→ To be done: Transcribe the records below in full; pictures stay out of the copy.

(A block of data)

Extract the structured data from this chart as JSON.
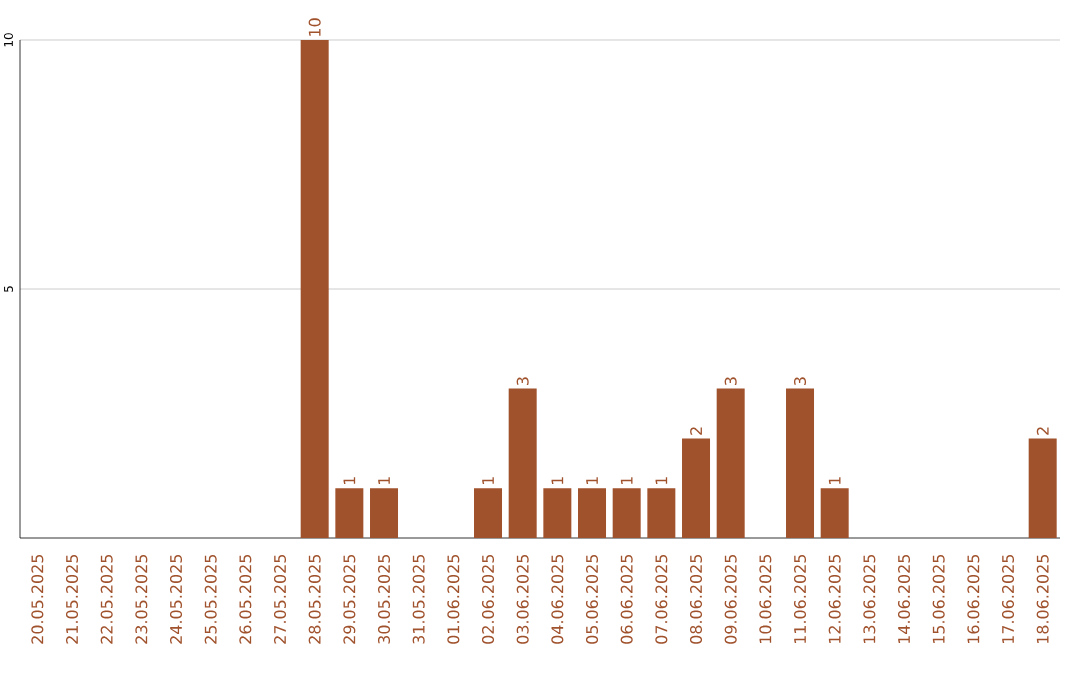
{
  "chart_data": {
    "type": "bar",
    "categories": [
      "20.05.2025",
      "21.05.2025",
      "22.05.2025",
      "23.05.2025",
      "24.05.2025",
      "25.05.2025",
      "26.05.2025",
      "27.05.2025",
      "28.05.2025",
      "29.05.2025",
      "30.05.2025",
      "31.05.2025",
      "01.06.2025",
      "02.06.2025",
      "03.06.2025",
      "04.06.2025",
      "05.06.2025",
      "06.06.2025",
      "07.06.2025",
      "08.06.2025",
      "09.06.2025",
      "10.06.2025",
      "11.06.2025",
      "12.06.2025",
      "13.06.2025",
      "14.06.2025",
      "15.06.2025",
      "16.06.2025",
      "17.06.2025",
      "18.06.2025"
    ],
    "values": [
      0,
      0,
      0,
      0,
      0,
      0,
      0,
      0,
      10,
      1,
      1,
      0,
      0,
      1,
      3,
      1,
      1,
      1,
      1,
      2,
      3,
      0,
      3,
      1,
      0,
      0,
      0,
      0,
      0,
      2
    ],
    "value_labels": [
      null,
      null,
      null,
      null,
      null,
      null,
      null,
      null,
      "10",
      "1",
      "1",
      null,
      null,
      "1",
      "3",
      "1",
      "1",
      "1",
      "1",
      "2",
      "3",
      null,
      "3",
      "1",
      null,
      null,
      null,
      null,
      null,
      "2"
    ],
    "color": "#a0522d",
    "ylim": [
      0,
      10
    ],
    "yticks": [
      5,
      10
    ],
    "grid": "y"
  }
}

→ Answer to the exercise:
Extract the structured data from this chart as JSON.
{
  "chart_data": {
    "type": "bar",
    "categories": [
      "20.05.2025",
      "21.05.2025",
      "22.05.2025",
      "23.05.2025",
      "24.05.2025",
      "25.05.2025",
      "26.05.2025",
      "27.05.2025",
      "28.05.2025",
      "29.05.2025",
      "30.05.2025",
      "31.05.2025",
      "01.06.2025",
      "02.06.2025",
      "03.06.2025",
      "04.06.2025",
      "05.06.2025",
      "06.06.2025",
      "07.06.2025",
      "08.06.2025",
      "09.06.2025",
      "10.06.2025",
      "11.06.2025",
      "12.06.2025",
      "13.06.2025",
      "14.06.2025",
      "15.06.2025",
      "16.06.2025",
      "17.06.2025",
      "18.06.2025"
    ],
    "values": [
      0,
      0,
      0,
      0,
      0,
      0,
      0,
      0,
      10,
      1,
      1,
      0,
      0,
      1,
      3,
      1,
      1,
      1,
      1,
      2,
      3,
      0,
      3,
      1,
      0,
      0,
      0,
      0,
      0,
      2
    ],
    "value_labels": [
      null,
      null,
      null,
      null,
      null,
      null,
      null,
      null,
      "10",
      "1",
      "1",
      null,
      null,
      "1",
      "3",
      "1",
      "1",
      "1",
      "1",
      "2",
      "3",
      null,
      "3",
      "1",
      null,
      null,
      null,
      null,
      null,
      "2"
    ],
    "color": "#a0522d",
    "ylim": [
      0,
      10
    ],
    "yticks": [
      5,
      10
    ],
    "grid": "y"
  }
}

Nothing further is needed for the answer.